### EXERCISE BRIEF:
Repeat the whole listing exactly as written.

### DATA EXTRACT:
◇ ◇ ◇ ◇ ◇ ◇ ◇
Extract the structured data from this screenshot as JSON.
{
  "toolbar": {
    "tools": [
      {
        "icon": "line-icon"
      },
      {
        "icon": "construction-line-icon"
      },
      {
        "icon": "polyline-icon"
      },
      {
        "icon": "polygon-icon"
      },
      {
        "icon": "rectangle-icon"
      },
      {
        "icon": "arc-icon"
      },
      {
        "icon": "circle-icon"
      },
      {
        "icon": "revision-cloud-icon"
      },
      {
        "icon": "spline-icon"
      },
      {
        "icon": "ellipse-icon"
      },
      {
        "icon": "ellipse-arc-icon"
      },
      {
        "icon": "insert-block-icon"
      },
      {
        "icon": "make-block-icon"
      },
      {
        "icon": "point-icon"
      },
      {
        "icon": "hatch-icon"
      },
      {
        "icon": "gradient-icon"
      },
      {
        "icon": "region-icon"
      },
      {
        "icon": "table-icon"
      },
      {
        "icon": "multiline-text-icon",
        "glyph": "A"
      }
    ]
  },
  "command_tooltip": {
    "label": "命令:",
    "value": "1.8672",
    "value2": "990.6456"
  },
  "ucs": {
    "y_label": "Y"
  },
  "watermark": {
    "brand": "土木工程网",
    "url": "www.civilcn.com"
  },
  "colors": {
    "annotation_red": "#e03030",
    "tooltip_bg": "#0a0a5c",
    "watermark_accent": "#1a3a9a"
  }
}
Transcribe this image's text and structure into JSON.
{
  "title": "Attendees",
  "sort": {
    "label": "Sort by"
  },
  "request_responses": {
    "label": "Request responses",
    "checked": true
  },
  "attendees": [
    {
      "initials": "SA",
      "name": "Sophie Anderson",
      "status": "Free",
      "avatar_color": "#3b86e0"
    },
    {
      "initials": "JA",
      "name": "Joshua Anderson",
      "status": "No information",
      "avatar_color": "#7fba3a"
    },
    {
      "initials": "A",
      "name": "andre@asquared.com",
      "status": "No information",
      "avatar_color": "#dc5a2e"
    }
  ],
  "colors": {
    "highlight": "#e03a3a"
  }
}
◇ ◇ ◇ ◇ ◇ ◇ ◇
### OUTPUT OF THE EXERCISE:
Extract the structured data from this screenshot as JSON.
{
  "toolbar": {
    "tools": [
      {
        "icon": "line-icon"
      },
      {
        "icon": "construction-line-icon"
      },
      {
        "icon": "polyline-icon"
      },
      {
        "icon": "polygon-icon"
      },
      {
        "icon": "rectangle-icon"
      },
      {
        "icon": "arc-icon"
      },
      {
        "icon": "circle-icon"
      },
      {
        "icon": "revision-cloud-icon"
      },
      {
        "icon": "spline-icon"
      },
      {
        "icon": "ellipse-icon"
      },
      {
        "icon": "ellipse-arc-icon"
      },
      {
        "icon": "insert-block-icon"
      },
      {
        "icon": "make-block-icon"
      },
      {
        "icon": "point-icon"
      },
      {
        "icon": "hatch-icon"
      },
      {
        "icon": "gradient-icon"
      },
      {
        "icon": "region-icon"
      },
      {
        "icon": "table-icon"
      },
      {
        "icon": "multiline-text-icon",
        "glyph": "A"
      }
    ]
  },
  "command_tooltip": {
    "label": "命令:",
    "value": "1.8672",
    "value2": "990.6456"
  },
  "ucs": {
    "y_label": "Y"
  },
  "watermark": {
    "brand": "土木工程网",
    "url": "www.civilcn.com"
  },
  "colors": {
    "annotation_red": "#e03030",
    "tooltip_bg": "#0a0a5c",
    "watermark_accent": "#1a3a9a"
  }
}
Transcribe this image's text and structure into JSON.
{
  "title": "Attendees",
  "sort": {
    "label": "Sort by"
  },
  "request_responses": {
    "label": "Request responses",
    "checked": true
  },
  "attendees": [
    {
      "initials": "SA",
      "name": "Sophie Anderson",
      "status": "Free",
      "avatar_color": "#3b86e0"
    },
    {
      "initials": "JA",
      "name": "Joshua Anderson",
      "status": "No information",
      "avatar_color": "#7fba3a"
    },
    {
      "initials": "A",
      "name": "andre@asquared.com",
      "status": "No information",
      "avatar_color": "#dc5a2e"
    }
  ],
  "colors": {
    "highlight": "#e03a3a"
  }
}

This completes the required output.